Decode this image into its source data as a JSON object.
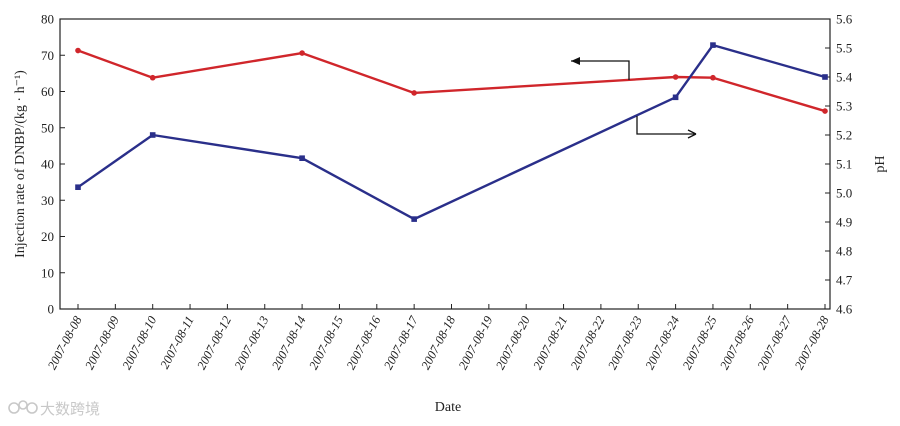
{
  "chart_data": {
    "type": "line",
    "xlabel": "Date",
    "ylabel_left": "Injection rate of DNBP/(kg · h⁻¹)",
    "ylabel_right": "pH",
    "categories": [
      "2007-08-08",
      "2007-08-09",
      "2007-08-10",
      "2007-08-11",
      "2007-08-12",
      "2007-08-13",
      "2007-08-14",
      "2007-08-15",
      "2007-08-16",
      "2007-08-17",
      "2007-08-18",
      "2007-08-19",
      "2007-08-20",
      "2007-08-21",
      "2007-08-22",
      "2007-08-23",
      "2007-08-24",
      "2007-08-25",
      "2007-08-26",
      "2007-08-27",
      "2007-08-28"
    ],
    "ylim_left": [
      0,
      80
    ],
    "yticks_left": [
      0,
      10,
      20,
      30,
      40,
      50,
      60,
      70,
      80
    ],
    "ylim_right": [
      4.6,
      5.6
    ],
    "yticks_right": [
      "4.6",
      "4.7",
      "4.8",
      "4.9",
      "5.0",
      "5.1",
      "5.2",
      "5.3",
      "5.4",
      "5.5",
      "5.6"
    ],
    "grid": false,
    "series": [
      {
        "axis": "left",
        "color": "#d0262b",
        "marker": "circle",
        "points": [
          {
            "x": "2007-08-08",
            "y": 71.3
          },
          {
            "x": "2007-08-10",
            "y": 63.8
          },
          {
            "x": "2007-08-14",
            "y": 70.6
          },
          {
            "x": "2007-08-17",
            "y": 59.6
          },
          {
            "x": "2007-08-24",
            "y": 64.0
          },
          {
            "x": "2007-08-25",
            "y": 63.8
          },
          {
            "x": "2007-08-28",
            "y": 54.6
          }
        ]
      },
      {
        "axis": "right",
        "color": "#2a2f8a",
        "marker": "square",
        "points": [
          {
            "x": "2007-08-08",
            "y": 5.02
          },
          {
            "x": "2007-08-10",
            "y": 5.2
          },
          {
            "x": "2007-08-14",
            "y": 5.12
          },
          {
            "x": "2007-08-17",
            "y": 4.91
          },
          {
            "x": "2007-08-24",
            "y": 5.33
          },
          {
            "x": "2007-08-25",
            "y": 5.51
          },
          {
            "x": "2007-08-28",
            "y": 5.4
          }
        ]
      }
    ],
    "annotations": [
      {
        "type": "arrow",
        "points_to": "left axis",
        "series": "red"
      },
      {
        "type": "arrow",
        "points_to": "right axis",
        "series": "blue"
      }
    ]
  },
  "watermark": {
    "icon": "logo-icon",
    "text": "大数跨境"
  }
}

####

Copy out each line exactly, without the pictures.

Decode this image into its source data as a JSON object.
{
  "chart_data": {
    "type": "line",
    "xlabel": "Date",
    "ylabel_left": "Injection rate of DNBP/(kg · h⁻¹)",
    "ylabel_right": "pH",
    "categories": [
      "2007-08-08",
      "2007-08-09",
      "2007-08-10",
      "2007-08-11",
      "2007-08-12",
      "2007-08-13",
      "2007-08-14",
      "2007-08-15",
      "2007-08-16",
      "2007-08-17",
      "2007-08-18",
      "2007-08-19",
      "2007-08-20",
      "2007-08-21",
      "2007-08-22",
      "2007-08-23",
      "2007-08-24",
      "2007-08-25",
      "2007-08-26",
      "2007-08-27",
      "2007-08-28"
    ],
    "ylim_left": [
      0,
      80
    ],
    "yticks_left": [
      0,
      10,
      20,
      30,
      40,
      50,
      60,
      70,
      80
    ],
    "ylim_right": [
      4.6,
      5.6
    ],
    "yticks_right": [
      "4.6",
      "4.7",
      "4.8",
      "4.9",
      "5.0",
      "5.1",
      "5.2",
      "5.3",
      "5.4",
      "5.5",
      "5.6"
    ],
    "grid": false,
    "series": [
      {
        "axis": "left",
        "color": "#d0262b",
        "marker": "circle",
        "points": [
          {
            "x": "2007-08-08",
            "y": 71.3
          },
          {
            "x": "2007-08-10",
            "y": 63.8
          },
          {
            "x": "2007-08-14",
            "y": 70.6
          },
          {
            "x": "2007-08-17",
            "y": 59.6
          },
          {
            "x": "2007-08-24",
            "y": 64.0
          },
          {
            "x": "2007-08-25",
            "y": 63.8
          },
          {
            "x": "2007-08-28",
            "y": 54.6
          }
        ]
      },
      {
        "axis": "right",
        "color": "#2a2f8a",
        "marker": "square",
        "points": [
          {
            "x": "2007-08-08",
            "y": 5.02
          },
          {
            "x": "2007-08-10",
            "y": 5.2
          },
          {
            "x": "2007-08-14",
            "y": 5.12
          },
          {
            "x": "2007-08-17",
            "y": 4.91
          },
          {
            "x": "2007-08-24",
            "y": 5.33
          },
          {
            "x": "2007-08-25",
            "y": 5.51
          },
          {
            "x": "2007-08-28",
            "y": 5.4
          }
        ]
      }
    ],
    "annotations": [
      {
        "type": "arrow",
        "points_to": "left axis",
        "series": "red"
      },
      {
        "type": "arrow",
        "points_to": "right axis",
        "series": "blue"
      }
    ]
  },
  "watermark": {
    "icon": "logo-icon",
    "text": "大数跨境"
  }
}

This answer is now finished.